■ **Prompt**: Extract the full listing below without altering a single character.

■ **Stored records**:
·····

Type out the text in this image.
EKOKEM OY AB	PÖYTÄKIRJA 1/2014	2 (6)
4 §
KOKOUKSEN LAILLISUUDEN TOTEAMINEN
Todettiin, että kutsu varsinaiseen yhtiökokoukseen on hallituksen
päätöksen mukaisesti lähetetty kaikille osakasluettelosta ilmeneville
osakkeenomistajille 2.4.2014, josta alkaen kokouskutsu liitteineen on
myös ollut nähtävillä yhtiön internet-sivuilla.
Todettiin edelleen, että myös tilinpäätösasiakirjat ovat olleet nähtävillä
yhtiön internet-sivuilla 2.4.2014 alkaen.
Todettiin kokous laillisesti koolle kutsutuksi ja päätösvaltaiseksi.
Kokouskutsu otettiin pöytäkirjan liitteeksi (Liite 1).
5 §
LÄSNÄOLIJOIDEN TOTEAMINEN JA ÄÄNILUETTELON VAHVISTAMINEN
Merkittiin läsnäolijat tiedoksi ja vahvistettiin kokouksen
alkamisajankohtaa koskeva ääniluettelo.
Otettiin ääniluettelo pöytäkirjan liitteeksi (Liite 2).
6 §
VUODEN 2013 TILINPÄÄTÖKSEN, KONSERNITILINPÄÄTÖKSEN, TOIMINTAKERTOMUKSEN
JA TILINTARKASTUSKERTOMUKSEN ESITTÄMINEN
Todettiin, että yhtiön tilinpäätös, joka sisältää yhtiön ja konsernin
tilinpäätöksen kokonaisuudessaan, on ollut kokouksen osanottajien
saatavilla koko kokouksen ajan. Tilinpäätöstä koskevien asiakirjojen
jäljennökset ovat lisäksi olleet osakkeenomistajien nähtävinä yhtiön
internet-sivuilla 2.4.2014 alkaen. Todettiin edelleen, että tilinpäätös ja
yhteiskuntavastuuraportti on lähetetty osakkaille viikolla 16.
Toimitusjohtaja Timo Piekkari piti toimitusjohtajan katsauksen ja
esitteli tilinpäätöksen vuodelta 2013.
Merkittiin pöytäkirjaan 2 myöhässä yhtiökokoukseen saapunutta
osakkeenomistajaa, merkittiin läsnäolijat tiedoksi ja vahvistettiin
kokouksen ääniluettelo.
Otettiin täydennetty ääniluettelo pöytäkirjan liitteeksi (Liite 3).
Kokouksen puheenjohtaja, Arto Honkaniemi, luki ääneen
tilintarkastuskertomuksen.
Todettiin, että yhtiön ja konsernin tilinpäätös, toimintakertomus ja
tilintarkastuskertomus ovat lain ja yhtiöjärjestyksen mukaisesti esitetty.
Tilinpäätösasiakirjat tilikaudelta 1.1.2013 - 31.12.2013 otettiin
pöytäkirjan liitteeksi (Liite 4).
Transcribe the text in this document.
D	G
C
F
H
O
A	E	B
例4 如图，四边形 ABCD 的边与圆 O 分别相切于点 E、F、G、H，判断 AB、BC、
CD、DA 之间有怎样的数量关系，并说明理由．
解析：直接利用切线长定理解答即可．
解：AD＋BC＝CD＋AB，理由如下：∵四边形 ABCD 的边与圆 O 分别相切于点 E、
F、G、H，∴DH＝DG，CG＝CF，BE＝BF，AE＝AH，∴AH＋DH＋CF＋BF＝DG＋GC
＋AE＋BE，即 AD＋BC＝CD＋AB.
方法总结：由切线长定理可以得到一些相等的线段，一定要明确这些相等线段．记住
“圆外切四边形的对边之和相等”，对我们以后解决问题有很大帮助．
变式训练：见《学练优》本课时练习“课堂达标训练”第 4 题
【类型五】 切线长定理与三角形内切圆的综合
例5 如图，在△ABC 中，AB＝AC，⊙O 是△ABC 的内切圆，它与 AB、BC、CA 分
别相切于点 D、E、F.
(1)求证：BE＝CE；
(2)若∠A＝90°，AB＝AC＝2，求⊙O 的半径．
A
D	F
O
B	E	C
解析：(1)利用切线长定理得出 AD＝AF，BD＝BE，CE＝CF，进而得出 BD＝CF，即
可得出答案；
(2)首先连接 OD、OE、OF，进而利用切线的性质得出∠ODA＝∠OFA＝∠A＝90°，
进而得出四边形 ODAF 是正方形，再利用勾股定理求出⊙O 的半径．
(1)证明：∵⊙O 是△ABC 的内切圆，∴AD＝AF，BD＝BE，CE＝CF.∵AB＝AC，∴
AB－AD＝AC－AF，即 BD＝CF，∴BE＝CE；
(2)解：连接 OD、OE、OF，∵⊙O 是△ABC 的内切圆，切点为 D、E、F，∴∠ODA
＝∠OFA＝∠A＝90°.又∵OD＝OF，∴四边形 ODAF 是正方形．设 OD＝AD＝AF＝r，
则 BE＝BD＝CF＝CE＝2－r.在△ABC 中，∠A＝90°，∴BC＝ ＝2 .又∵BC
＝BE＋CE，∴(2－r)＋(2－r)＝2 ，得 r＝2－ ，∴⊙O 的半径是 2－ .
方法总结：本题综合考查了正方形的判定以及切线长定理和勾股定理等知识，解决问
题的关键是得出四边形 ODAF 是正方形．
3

·····

■ **Result of this task**:
Type out the text in this image.
EKOKEM OY AB	PÖYTÄKIRJA 1/2014	2 (6)
4 §
KOKOUKSEN LAILLISUUDEN TOTEAMINEN
Todettiin, että kutsu varsinaiseen yhtiökokoukseen on hallituksen
päätöksen mukaisesti lähetetty kaikille osakasluettelosta ilmeneville
osakkeenomistajille 2.4.2014, josta alkaen kokouskutsu liitteineen on
myös ollut nähtävillä yhtiön internet-sivuilla.
Todettiin edelleen, että myös tilinpäätösasiakirjat ovat olleet nähtävillä
yhtiön internet-sivuilla 2.4.2014 alkaen.
Todettiin kokous laillisesti koolle kutsutuksi ja päätösvaltaiseksi.
Kokouskutsu otettiin pöytäkirjan liitteeksi (Liite 1).
5 §
LÄSNÄOLIJOIDEN TOTEAMINEN JA ÄÄNILUETTELON VAHVISTAMINEN
Merkittiin läsnäolijat tiedoksi ja vahvistettiin kokouksen
alkamisajankohtaa koskeva ääniluettelo.
Otettiin ääniluettelo pöytäkirjan liitteeksi (Liite 2).
6 §
VUODEN 2013 TILINPÄÄTÖKSEN, KONSERNITILINPÄÄTÖKSEN, TOIMINTAKERTOMUKSEN
JA TILINTARKASTUSKERTOMUKSEN ESITTÄMINEN
Todettiin, että yhtiön tilinpäätös, joka sisältää yhtiön ja konsernin
tilinpäätöksen kokonaisuudessaan, on ollut kokouksen osanottajien
saatavilla koko kokouksen ajan. Tilinpäätöstä koskevien asiakirjojen
jäljennökset ovat lisäksi olleet osakkeenomistajien nähtävinä yhtiön
internet-sivuilla 2.4.2014 alkaen. Todettiin edelleen, että tilinpäätös ja
yhteiskuntavastuuraportti on lähetetty osakkaille viikolla 16.
Toimitusjohtaja Timo Piekkari piti toimitusjohtajan katsauksen ja
esitteli tilinpäätöksen vuodelta 2013.
Merkittiin pöytäkirjaan 2 myöhässä yhtiökokoukseen saapunutta
osakkeenomistajaa, merkittiin läsnäolijat tiedoksi ja vahvistettiin
kokouksen ääniluettelo.
Otettiin täydennetty ääniluettelo pöytäkirjan liitteeksi (Liite 3).
Kokouksen puheenjohtaja, Arto Honkaniemi, luki ääneen
tilintarkastuskertomuksen.
Todettiin, että yhtiön ja konsernin tilinpäätös, toimintakertomus ja
tilintarkastuskertomus ovat lain ja yhtiöjärjestyksen mukaisesti esitetty.
Tilinpäätösasiakirjat tilikaudelta 1.1.2013 - 31.12.2013 otettiin
pöytäkirjan liitteeksi (Liite 4).
Transcribe the text in this document.
D	G
C
F
H
O
A	E	B
例4 如图，四边形 ABCD 的边与圆 O 分别相切于点 E、F、G、H，判断 AB、BC、
CD、DA 之间有怎样的数量关系，并说明理由．
解析：直接利用切线长定理解答即可．
解：AD＋BC＝CD＋AB，理由如下：∵四边形 ABCD 的边与圆 O 分别相切于点 E、
F、G、H，∴DH＝DG，CG＝CF，BE＝BF，AE＝AH，∴AH＋DH＋CF＋BF＝DG＋GC
＋AE＋BE，即 AD＋BC＝CD＋AB.
方法总结：由切线长定理可以得到一些相等的线段，一定要明确这些相等线段．记住
“圆外切四边形的对边之和相等”，对我们以后解决问题有很大帮助．
变式训练：见《学练优》本课时练习“课堂达标训练”第 4 题
【类型五】 切线长定理与三角形内切圆的综合
例5 如图，在△ABC 中，AB＝AC，⊙O 是△ABC 的内切圆，它与 AB、BC、CA 分
别相切于点 D、E、F.
(1)求证：BE＝CE；
(2)若∠A＝90°，AB＝AC＝2，求⊙O 的半径．
A
D	F
O
B	E	C
解析：(1)利用切线长定理得出 AD＝AF，BD＝BE，CE＝CF，进而得出 BD＝CF，即
可得出答案；
(2)首先连接 OD、OE、OF，进而利用切线的性质得出∠ODA＝∠OFA＝∠A＝90°，
进而得出四边形 ODAF 是正方形，再利用勾股定理求出⊙O 的半径．
(1)证明：∵⊙O 是△ABC 的内切圆，∴AD＝AF，BD＝BE，CE＝CF.∵AB＝AC，∴
AB－AD＝AC－AF，即 BD＝CF，∴BE＝CE；
(2)解：连接 OD、OE、OF，∵⊙O 是△ABC 的内切圆，切点为 D、E、F，∴∠ODA
＝∠OFA＝∠A＝90°.又∵OD＝OF，∴四边形 ODAF 是正方形．设 OD＝AD＝AF＝r，
则 BE＝BD＝CF＝CE＝2－r.在△ABC 中，∠A＝90°，∴BC＝ ＝2 .又∵BC
＝BE＋CE，∴(2－r)＋(2－r)＝2 ，得 r＝2－ ，∴⊙O 的半径是 2－ .
方法总结：本题综合考查了正方形的判定以及切线长定理和勾股定理等知识，解决问
题的关键是得出四边形 ODAF 是正方形．
3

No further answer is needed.